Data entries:
-- start --

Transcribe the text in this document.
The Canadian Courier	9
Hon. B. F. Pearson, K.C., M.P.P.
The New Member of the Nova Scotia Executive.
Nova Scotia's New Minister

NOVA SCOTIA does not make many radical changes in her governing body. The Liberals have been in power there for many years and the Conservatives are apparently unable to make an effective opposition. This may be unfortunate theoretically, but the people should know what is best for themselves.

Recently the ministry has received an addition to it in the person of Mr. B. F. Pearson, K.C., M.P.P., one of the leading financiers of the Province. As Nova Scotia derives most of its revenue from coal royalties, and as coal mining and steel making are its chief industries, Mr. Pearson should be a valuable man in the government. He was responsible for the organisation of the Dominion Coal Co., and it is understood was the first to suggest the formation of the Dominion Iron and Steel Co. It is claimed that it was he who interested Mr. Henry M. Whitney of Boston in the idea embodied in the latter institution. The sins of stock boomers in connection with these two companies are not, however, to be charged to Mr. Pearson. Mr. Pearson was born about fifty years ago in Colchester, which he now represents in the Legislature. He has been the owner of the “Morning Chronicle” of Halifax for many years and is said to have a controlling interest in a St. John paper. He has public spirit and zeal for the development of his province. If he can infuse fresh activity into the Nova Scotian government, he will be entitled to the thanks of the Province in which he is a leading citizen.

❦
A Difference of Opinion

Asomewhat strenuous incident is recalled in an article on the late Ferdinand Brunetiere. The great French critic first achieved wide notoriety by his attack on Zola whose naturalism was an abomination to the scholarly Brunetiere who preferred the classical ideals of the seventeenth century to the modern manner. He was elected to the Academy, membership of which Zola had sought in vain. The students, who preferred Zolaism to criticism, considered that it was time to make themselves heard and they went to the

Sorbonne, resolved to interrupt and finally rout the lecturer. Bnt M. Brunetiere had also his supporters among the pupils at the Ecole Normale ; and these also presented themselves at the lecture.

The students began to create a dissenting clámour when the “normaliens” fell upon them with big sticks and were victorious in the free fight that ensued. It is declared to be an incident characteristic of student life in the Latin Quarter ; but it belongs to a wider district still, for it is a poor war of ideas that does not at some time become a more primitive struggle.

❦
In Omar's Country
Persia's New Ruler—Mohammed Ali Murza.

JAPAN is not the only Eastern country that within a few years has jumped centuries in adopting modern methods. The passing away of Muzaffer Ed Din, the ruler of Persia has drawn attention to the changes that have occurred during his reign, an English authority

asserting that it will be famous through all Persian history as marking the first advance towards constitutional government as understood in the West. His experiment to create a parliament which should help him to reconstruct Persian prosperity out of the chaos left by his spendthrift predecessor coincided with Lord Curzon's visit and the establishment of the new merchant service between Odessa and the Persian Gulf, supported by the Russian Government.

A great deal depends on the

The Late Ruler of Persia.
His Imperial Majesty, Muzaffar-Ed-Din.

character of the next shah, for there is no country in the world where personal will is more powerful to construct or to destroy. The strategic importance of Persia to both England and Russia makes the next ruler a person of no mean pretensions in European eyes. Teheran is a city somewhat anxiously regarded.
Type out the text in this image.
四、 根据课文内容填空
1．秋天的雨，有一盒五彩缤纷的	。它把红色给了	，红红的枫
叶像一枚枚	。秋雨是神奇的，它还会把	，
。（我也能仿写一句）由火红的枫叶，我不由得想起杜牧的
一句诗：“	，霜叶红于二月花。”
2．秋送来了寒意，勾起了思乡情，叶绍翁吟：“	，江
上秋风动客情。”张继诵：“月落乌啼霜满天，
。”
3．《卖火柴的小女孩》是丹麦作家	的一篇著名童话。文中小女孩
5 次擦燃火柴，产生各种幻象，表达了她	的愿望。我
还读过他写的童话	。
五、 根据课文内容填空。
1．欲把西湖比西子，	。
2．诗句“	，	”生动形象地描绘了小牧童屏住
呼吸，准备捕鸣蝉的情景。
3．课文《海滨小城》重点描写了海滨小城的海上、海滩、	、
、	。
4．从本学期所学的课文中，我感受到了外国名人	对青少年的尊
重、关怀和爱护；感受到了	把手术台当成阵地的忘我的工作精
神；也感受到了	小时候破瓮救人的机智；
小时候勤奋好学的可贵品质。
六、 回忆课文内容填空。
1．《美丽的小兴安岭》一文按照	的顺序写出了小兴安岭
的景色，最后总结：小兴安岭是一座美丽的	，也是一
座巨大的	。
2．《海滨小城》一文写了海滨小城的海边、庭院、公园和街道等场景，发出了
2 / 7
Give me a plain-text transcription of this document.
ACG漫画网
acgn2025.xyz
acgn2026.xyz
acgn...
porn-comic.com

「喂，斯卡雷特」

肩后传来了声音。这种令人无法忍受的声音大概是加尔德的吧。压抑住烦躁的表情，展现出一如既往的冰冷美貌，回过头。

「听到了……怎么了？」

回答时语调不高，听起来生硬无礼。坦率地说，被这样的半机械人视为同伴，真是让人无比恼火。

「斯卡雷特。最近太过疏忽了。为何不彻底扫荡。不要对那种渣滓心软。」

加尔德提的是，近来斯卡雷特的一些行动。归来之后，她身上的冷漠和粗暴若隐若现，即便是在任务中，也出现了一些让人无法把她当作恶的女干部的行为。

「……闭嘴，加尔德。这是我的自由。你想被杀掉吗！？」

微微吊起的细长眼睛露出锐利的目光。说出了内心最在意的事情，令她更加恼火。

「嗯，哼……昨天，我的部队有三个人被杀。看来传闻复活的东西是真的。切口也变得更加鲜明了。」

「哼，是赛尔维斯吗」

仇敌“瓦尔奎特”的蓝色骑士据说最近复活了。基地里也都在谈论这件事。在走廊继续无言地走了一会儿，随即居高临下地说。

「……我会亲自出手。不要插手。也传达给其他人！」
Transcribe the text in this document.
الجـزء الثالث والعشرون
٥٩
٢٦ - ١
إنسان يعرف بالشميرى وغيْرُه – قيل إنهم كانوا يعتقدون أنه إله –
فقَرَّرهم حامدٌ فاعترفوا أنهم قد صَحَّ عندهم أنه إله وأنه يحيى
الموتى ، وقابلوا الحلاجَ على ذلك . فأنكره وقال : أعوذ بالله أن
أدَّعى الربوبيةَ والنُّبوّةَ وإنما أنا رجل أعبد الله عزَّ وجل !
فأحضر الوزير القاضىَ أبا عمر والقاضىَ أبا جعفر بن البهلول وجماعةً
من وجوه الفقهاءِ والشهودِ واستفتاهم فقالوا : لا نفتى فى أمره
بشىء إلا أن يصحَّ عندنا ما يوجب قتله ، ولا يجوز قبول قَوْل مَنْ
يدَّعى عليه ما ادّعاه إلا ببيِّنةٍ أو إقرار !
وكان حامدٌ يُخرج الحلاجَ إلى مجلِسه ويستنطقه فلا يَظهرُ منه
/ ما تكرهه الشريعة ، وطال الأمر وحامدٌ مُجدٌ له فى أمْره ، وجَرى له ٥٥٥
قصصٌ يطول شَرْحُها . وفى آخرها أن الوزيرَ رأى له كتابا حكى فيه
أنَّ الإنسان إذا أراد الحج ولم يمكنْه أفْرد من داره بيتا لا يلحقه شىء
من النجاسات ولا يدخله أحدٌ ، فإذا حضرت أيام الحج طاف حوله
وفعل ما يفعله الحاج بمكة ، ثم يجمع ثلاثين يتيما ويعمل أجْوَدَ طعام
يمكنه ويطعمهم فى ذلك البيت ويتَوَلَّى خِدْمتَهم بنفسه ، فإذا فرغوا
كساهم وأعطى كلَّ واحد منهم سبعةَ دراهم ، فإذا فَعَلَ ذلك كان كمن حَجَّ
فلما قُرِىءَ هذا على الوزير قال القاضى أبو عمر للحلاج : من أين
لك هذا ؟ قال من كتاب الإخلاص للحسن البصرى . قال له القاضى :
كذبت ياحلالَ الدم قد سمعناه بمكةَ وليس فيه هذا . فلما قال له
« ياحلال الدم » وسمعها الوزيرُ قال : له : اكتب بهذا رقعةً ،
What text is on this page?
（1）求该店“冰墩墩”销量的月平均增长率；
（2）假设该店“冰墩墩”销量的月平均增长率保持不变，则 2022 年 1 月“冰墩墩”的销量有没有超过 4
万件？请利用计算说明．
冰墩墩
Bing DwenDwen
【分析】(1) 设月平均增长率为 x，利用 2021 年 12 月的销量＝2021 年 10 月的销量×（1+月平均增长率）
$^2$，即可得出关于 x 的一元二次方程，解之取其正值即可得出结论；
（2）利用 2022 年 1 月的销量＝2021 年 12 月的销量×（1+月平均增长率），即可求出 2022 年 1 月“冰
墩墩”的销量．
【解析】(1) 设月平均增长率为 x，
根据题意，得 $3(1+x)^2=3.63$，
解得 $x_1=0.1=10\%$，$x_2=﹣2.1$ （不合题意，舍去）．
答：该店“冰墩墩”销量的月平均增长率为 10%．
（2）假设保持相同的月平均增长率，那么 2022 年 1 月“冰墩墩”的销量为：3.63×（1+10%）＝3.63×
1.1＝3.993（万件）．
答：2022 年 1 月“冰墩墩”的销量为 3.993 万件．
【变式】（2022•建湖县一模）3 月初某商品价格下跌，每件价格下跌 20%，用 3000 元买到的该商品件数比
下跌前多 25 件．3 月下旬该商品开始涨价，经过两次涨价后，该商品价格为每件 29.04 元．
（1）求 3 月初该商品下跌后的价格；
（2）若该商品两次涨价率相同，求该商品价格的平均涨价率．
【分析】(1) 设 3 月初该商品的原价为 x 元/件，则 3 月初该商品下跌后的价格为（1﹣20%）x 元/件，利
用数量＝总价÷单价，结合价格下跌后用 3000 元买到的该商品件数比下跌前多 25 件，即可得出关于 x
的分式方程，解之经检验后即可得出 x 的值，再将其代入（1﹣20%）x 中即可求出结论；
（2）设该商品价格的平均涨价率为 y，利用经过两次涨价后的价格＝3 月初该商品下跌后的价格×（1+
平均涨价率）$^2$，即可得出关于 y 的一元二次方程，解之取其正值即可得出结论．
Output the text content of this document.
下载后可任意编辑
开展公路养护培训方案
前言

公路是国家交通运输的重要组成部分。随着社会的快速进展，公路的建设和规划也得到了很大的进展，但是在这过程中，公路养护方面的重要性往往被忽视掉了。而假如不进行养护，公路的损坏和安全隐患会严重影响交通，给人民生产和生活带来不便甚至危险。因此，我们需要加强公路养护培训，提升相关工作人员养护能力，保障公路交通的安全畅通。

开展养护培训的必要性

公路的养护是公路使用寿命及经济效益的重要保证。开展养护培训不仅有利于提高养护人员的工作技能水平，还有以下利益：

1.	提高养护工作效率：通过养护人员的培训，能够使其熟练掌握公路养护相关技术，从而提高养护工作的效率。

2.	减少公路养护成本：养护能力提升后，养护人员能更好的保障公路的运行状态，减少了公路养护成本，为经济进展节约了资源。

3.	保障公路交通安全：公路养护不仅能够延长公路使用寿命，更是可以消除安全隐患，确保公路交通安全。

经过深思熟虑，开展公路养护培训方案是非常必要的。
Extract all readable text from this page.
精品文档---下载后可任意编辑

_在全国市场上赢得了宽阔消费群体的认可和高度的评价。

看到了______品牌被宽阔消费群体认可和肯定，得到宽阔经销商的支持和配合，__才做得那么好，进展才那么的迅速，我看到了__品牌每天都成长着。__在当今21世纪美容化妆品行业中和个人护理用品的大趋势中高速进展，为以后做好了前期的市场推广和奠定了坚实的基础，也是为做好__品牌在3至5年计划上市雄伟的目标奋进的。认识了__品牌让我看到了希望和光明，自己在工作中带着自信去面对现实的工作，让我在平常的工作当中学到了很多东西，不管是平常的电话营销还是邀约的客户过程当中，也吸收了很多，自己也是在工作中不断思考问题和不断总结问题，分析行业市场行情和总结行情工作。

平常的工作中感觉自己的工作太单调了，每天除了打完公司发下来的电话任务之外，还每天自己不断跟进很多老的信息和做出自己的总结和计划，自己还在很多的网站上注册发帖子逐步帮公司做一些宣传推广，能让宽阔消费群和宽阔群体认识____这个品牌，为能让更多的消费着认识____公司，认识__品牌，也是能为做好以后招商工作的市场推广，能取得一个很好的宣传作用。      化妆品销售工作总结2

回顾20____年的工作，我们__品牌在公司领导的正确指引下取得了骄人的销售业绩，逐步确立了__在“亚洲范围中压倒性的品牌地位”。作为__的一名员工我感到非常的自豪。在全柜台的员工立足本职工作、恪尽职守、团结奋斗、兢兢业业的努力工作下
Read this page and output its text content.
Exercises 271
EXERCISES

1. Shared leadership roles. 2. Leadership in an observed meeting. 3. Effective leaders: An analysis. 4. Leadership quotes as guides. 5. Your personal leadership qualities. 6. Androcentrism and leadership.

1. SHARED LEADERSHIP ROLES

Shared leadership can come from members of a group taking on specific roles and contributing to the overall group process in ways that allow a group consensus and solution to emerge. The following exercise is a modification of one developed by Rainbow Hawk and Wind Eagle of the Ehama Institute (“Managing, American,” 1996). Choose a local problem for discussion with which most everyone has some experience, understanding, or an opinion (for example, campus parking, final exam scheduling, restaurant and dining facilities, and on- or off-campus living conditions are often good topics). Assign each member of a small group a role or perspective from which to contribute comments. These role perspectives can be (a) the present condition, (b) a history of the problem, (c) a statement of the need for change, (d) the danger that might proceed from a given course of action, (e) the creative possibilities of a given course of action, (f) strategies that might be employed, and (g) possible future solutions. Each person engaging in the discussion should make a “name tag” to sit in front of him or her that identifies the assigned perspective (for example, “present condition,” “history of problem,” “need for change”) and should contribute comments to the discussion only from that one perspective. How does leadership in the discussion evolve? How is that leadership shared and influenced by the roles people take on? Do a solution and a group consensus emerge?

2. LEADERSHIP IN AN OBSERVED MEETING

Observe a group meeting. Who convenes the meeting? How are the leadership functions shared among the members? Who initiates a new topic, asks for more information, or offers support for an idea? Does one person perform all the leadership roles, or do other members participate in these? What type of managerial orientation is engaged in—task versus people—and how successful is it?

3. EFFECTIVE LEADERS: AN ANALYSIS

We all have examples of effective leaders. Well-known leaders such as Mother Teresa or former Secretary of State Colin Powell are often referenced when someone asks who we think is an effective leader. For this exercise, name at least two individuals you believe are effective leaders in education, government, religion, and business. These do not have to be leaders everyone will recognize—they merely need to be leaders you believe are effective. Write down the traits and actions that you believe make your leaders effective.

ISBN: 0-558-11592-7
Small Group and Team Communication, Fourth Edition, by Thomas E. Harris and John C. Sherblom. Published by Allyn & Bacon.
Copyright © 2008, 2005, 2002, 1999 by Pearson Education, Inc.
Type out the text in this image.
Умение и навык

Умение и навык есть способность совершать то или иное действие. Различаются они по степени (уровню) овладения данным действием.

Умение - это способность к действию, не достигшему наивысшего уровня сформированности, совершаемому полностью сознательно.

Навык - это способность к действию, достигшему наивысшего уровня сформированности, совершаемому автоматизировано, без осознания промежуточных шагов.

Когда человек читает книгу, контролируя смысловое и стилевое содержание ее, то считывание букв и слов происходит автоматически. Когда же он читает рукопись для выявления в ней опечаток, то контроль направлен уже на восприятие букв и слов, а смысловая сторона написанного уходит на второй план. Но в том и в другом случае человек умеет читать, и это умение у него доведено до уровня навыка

-- end --

## EXERCISE DETAILS
Copy out each line that contains the word "的一元二次方程".

## ANSWER FOR THE TASK
$^2$，即可得出关于 x 的一元二次方程，解之取其正值即可得出结论；
平均涨价率）$^2$，即可得出关于 y 的一元二次方程，解之取其正值即可得出结论．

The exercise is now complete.